---------- Supplied material
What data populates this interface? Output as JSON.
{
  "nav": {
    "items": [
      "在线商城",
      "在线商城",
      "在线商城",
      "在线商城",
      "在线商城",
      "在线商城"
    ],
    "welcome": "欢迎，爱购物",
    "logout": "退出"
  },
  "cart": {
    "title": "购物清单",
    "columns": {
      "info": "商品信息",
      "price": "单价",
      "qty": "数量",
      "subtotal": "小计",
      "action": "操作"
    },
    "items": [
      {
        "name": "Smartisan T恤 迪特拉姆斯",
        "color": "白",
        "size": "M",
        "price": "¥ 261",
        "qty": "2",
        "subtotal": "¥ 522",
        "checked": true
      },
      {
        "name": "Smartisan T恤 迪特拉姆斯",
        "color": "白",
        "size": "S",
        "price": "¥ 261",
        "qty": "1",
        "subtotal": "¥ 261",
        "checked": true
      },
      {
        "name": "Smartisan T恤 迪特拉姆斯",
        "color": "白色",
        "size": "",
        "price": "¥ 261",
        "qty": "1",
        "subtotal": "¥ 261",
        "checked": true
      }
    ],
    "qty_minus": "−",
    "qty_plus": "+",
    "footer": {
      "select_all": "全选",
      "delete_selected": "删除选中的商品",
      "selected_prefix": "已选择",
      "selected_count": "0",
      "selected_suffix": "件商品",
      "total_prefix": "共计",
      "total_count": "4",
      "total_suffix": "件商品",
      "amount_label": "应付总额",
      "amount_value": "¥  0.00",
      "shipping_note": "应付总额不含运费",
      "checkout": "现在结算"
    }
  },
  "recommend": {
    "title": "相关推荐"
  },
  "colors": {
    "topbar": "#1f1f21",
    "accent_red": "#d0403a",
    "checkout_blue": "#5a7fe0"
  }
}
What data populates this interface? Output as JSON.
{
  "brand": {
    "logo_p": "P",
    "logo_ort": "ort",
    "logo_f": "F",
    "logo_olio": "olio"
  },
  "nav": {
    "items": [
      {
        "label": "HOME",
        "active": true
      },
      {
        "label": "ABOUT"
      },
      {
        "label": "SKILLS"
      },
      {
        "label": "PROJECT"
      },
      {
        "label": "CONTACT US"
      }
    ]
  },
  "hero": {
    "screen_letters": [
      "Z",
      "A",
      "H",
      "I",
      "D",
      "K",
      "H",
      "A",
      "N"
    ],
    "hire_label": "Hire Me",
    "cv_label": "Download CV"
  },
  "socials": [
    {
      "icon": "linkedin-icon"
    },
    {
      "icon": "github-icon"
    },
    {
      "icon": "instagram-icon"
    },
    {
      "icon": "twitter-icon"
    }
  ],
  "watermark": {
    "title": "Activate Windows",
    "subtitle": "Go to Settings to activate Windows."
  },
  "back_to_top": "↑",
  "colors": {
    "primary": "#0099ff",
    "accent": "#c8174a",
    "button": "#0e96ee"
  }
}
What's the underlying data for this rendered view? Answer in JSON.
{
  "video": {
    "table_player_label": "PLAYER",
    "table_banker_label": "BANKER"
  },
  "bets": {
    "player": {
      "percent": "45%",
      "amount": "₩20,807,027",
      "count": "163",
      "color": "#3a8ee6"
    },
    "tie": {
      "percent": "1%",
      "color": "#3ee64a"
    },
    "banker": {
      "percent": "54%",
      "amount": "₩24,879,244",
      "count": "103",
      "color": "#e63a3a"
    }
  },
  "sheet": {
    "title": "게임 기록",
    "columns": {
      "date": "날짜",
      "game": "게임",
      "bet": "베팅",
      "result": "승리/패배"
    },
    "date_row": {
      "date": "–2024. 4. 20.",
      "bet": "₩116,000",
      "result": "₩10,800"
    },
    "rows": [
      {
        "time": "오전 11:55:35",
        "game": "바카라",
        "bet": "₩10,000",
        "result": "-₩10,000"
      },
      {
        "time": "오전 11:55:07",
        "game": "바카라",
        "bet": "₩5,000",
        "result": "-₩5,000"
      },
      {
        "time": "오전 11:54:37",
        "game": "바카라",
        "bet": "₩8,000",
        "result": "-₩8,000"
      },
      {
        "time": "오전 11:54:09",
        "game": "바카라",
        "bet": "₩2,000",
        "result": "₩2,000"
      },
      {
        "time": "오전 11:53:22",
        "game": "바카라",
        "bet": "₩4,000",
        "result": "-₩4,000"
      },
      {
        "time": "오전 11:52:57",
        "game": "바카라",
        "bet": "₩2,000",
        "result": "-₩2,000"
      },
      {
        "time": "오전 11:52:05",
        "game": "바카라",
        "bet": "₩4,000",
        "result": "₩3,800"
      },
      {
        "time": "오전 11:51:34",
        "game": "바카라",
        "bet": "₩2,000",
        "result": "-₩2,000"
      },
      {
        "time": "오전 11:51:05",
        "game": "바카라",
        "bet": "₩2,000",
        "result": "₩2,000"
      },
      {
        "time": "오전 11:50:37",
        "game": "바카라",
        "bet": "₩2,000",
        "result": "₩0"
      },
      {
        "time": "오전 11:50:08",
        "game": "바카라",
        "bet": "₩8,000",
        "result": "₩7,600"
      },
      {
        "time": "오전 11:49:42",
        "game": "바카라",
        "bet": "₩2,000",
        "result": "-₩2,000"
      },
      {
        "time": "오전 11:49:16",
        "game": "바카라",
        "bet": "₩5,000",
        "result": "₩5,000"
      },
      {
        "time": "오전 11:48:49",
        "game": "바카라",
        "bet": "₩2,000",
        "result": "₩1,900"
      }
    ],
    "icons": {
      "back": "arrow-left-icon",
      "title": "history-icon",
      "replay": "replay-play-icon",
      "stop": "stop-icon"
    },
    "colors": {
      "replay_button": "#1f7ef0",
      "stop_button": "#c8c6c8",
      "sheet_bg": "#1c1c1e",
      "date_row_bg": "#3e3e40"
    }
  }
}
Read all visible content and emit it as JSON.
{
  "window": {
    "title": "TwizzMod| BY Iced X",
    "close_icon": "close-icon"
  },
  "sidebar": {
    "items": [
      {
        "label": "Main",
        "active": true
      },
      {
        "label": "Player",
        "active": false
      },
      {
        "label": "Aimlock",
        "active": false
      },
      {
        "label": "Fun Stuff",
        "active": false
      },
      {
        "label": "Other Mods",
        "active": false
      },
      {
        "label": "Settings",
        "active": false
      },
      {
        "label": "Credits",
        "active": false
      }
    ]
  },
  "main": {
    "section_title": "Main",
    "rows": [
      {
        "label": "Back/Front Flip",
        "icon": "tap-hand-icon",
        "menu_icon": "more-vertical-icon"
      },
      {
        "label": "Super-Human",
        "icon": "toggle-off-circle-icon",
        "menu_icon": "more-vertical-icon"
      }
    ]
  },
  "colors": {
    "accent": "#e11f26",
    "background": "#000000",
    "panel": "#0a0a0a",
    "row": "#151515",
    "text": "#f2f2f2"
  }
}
--------------------
* _Your task_
Extract every entry in the listing word for word.

* _Written response_
What data populates this interface? Output as JSON.
{
  "nav": {
    "items": [
      "在线商城",
      "在线商城",
      "在线商城",
      "在线商城",
      "在线商城",
      "在线商城"
    ],
    "welcome": "欢迎，爱购物",
    "logout": "退出"
  },
  "cart": {
    "title": "购物清单",
    "columns": {
      "info": "商品信息",
      "price": "单价",
      "qty": "数量",
      "subtotal": "小计",
      "action": "操作"
    },
    "items": [
      {
        "name": "Smartisan T恤 迪特拉姆斯",
        "color": "白",
        "size": "M",
        "price": "¥ 261",
        "qty": "2",
        "subtotal": "¥ 522",
        "checked": true
      },
      {
        "name": "Smartisan T恤 迪特拉姆斯",
        "color": "白",
        "size": "S",
        "price": "¥ 261",
        "qty": "1",
        "subtotal": "¥ 261",
        "checked": true
      },
      {
        "name": "Smartisan T恤 迪特拉姆斯",
        "color": "白色",
        "size": "",
        "price": "¥ 261",
        "qty": "1",
        "subtotal": "¥ 261",
        "checked": true
      }
    ],
    "qty_minus": "−",
    "qty_plus": "+",
    "footer": {
      "select_all": "全选",
      "delete_selected": "删除选中的商品",
      "selected_prefix": "已选择",
      "selected_count": "0",
      "selected_suffix": "件商品",
      "total_prefix": "共计",
      "total_count": "4",
      "total_suffix": "件商品",
      "amount_label": "应付总额",
      "amount_value": "¥  0.00",
      "shipping_note": "应付总额不含运费",
      "checkout": "现在结算"
    }
  },
  "recommend": {
    "title": "相关推荐"
  },
  "colors": {
    "topbar": "#1f1f21",
    "accent_red": "#d0403a",
    "checkout_blue": "#5a7fe0"
  }
}
What data populates this interface? Output as JSON.
{
  "brand": {
    "logo_p": "P",
    "logo_ort": "ort",
    "logo_f": "F",
    "logo_olio": "olio"
  },
  "nav": {
    "items": [
      {
        "label": "HOME",
        "active": true
      },
      {
        "label": "ABOUT"
      },
      {
        "label": "SKILLS"
      },
      {
        "label": "PROJECT"
      },
      {
        "label": "CONTACT US"
      }
    ]
  },
  "hero": {
    "screen_letters": [
      "Z",
      "A",
      "H",
      "I",
      "D",
      "K",
      "H",
      "A",
      "N"
    ],
    "hire_label": "Hire Me",
    "cv_label": "Download CV"
  },
  "socials": [
    {
      "icon": "linkedin-icon"
    },
    {
      "icon": "github-icon"
    },
    {
      "icon": "instagram-icon"
    },
    {
      "icon": "twitter-icon"
    }
  ],
  "watermark": {
    "title": "Activate Windows",
    "subtitle": "Go to Settings to activate Windows."
  },
  "back_to_top": "↑",
  "colors": {
    "primary": "#0099ff",
    "accent": "#c8174a",
    "button": "#0e96ee"
  }
}
What's the underlying data for this rendered view? Answer in JSON.
{
  "video": {
    "table_player_label": "PLAYER",
    "table_banker_label": "BANKER"
  },
  "bets": {
    "player": {
      "percent": "45%",
      "amount": "₩20,807,027",
      "count": "163",
      "color": "#3a8ee6"
    },
    "tie": {
      "percent": "1%",
      "color": "#3ee64a"
    },
    "banker": {
      "percent": "54%",
      "amount": "₩24,879,244",
      "count": "103",
      "color": "#e63a3a"
    }
  },
  "sheet": {
    "title": "게임 기록",
    "columns": {
      "date": "날짜",
      "game": "게임",
      "bet": "베팅",
      "result": "승리/패배"
    },
    "date_row": {
      "date": "–2024. 4. 20.",
      "bet": "₩116,000",
      "result": "₩10,800"
    },
    "rows": [
      {
        "time": "오전 11:55:35",
        "game": "바카라",
        "bet": "₩10,000",
        "result": "-₩10,000"
      },
      {
        "time": "오전 11:55:07",
        "game": "바카라",
        "bet": "₩5,000",
        "result": "-₩5,000"
      },
      {
        "time": "오전 11:54:37",
        "game": "바카라",
        "bet": "₩8,000",
        "result": "-₩8,000"
      },
      {
        "time": "오전 11:54:09",
        "game": "바카라",
        "bet": "₩2,000",
        "result": "₩2,000"
      },
      {
        "time": "오전 11:53:22",
        "game": "바카라",
        "bet": "₩4,000",
        "result": "-₩4,000"
      },
      {
        "time": "오전 11:52:57",
        "game": "바카라",
        "bet": "₩2,000",
        "result": "-₩2,000"
      },
      {
        "time": "오전 11:52:05",
        "game": "바카라",
        "bet": "₩4,000",
        "result": "₩3,800"
      },
      {
        "time": "오전 11:51:34",
        "game": "바카라",
        "bet": "₩2,000",
        "result": "-₩2,000"
      },
      {
        "time": "오전 11:51:05",
        "game": "바카라",
        "bet": "₩2,000",
        "result": "₩2,000"
      },
      {
        "time": "오전 11:50:37",
        "game": "바카라",
        "bet": "₩2,000",
        "result": "₩0"
      },
      {
        "time": "오전 11:50:08",
        "game": "바카라",
        "bet": "₩8,000",
        "result": "₩7,600"
      },
      {
        "time": "오전 11:49:42",
        "game": "바카라",
        "bet": "₩2,000",
        "result": "-₩2,000"
      },
      {
        "time": "오전 11:49:16",
        "game": "바카라",
        "bet": "₩5,000",
        "result": "₩5,000"
      },
      {
        "time": "오전 11:48:49",
        "game": "바카라",
        "bet": "₩2,000",
        "result": "₩1,900"
      }
    ],
    "icons": {
      "back": "arrow-left-icon",
      "title": "history-icon",
      "replay": "replay-play-icon",
      "stop": "stop-icon"
    },
    "colors": {
      "replay_button": "#1f7ef0",
      "stop_button": "#c8c6c8",
      "sheet_bg": "#1c1c1e",
      "date_row_bg": "#3e3e40"
    }
  }
}
Read all visible content and emit it as JSON.
{
  "window": {
    "title": "TwizzMod| BY Iced X",
    "close_icon": "close-icon"
  },
  "sidebar": {
    "items": [
      {
        "label": "Main",
        "active": true
      },
      {
        "label": "Player",
        "active": false
      },
      {
        "label": "Aimlock",
        "active": false
      },
      {
        "label": "Fun Stuff",
        "active": false
      },
      {
        "label": "Other Mods",
        "active": false
      },
      {
        "label": "Settings",
        "active": false
      },
      {
        "label": "Credits",
        "active": false
      }
    ]
  },
  "main": {
    "section_title": "Main",
    "rows": [
      {
        "label": "Back/Front Flip",
        "icon": "tap-hand-icon",
        "menu_icon": "more-vertical-icon"
      },
      {
        "label": "Super-Human",
        "icon": "toggle-off-circle-icon",
        "menu_icon": "more-vertical-icon"
      }
    ]
  },
  "colors": {
    "accent": "#e11f26",
    "background": "#000000",
    "panel": "#0a0a0a",
    "row": "#151515",
    "text": "#f2f2f2"
  }
}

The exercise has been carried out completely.